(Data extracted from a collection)
===============
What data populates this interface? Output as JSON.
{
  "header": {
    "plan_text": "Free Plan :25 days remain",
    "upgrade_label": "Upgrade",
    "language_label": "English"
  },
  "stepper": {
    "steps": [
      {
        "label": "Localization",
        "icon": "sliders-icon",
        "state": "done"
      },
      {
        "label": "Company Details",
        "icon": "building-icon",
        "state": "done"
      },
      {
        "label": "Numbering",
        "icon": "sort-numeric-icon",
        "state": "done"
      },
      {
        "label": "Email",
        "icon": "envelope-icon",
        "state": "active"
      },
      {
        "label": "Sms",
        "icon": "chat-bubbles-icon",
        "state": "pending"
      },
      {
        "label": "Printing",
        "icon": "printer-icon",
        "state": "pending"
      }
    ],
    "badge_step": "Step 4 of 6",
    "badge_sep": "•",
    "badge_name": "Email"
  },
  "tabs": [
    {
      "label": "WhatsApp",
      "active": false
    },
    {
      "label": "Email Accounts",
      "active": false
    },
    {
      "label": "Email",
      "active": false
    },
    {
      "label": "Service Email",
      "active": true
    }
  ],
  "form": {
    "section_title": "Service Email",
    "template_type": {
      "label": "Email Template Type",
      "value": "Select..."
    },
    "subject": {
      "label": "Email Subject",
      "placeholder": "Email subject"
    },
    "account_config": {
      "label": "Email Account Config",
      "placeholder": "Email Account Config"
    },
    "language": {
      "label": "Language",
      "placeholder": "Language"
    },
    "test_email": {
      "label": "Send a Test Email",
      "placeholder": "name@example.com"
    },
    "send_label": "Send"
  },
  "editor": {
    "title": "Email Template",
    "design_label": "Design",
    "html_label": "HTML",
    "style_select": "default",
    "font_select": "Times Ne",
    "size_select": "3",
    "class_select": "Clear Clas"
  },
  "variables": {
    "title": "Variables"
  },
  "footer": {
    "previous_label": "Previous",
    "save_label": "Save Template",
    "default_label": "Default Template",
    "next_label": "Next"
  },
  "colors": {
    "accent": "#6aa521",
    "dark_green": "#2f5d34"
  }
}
===============
What is expected: Repeat every entry word for word.

Written response:
What data populates this interface? Output as JSON.
{
  "header": {
    "plan_text": "Free Plan :25 days remain",
    "upgrade_label": "Upgrade",
    "language_label": "English"
  },
  "stepper": {
    "steps": [
      {
        "label": "Localization",
        "icon": "sliders-icon",
        "state": "done"
      },
      {
        "label": "Company Details",
        "icon": "building-icon",
        "state": "done"
      },
      {
        "label": "Numbering",
        "icon": "sort-numeric-icon",
        "state": "done"
      },
      {
        "label": "Email",
        "icon": "envelope-icon",
        "state": "active"
      },
      {
        "label": "Sms",
        "icon": "chat-bubbles-icon",
        "state": "pending"
      },
      {
        "label": "Printing",
        "icon": "printer-icon",
        "state": "pending"
      }
    ],
    "badge_step": "Step 4 of 6",
    "badge_sep": "•",
    "badge_name": "Email"
  },
  "tabs": [
    {
      "label": "WhatsApp",
      "active": false
    },
    {
      "label": "Email Accounts",
      "active": false
    },
    {
      "label": "Email",
      "active": false
    },
    {
      "label": "Service Email",
      "active": true
    }
  ],
  "form": {
    "section_title": "Service Email",
    "template_type": {
      "label": "Email Template Type",
      "value": "Select..."
    },
    "subject": {
      "label": "Email Subject",
      "placeholder": "Email subject"
    },
    "account_config": {
      "label": "Email Account Config",
      "placeholder": "Email Account Config"
    },
    "language": {
      "label": "Language",
      "placeholder": "Language"
    },
    "test_email": {
      "label": "Send a Test Email",
      "placeholder": "name@example.com"
    },
    "send_label": "Send"
  },
  "editor": {
    "title": "Email Template",
    "design_label": "Design",
    "html_label": "HTML",
    "style_select": "default",
    "font_select": "Times Ne",
    "size_select": "3",
    "class_select": "Clear Clas"
  },
  "variables": {
    "title": "Variables"
  },
  "footer": {
    "previous_label": "Previous",
    "save_label": "Save Template",
    "default_label": "Default Template",
    "next_label": "Next"
  },
  "colors": {
    "accent": "#6aa521",
    "dark_green": "#2f5d34"
  }
}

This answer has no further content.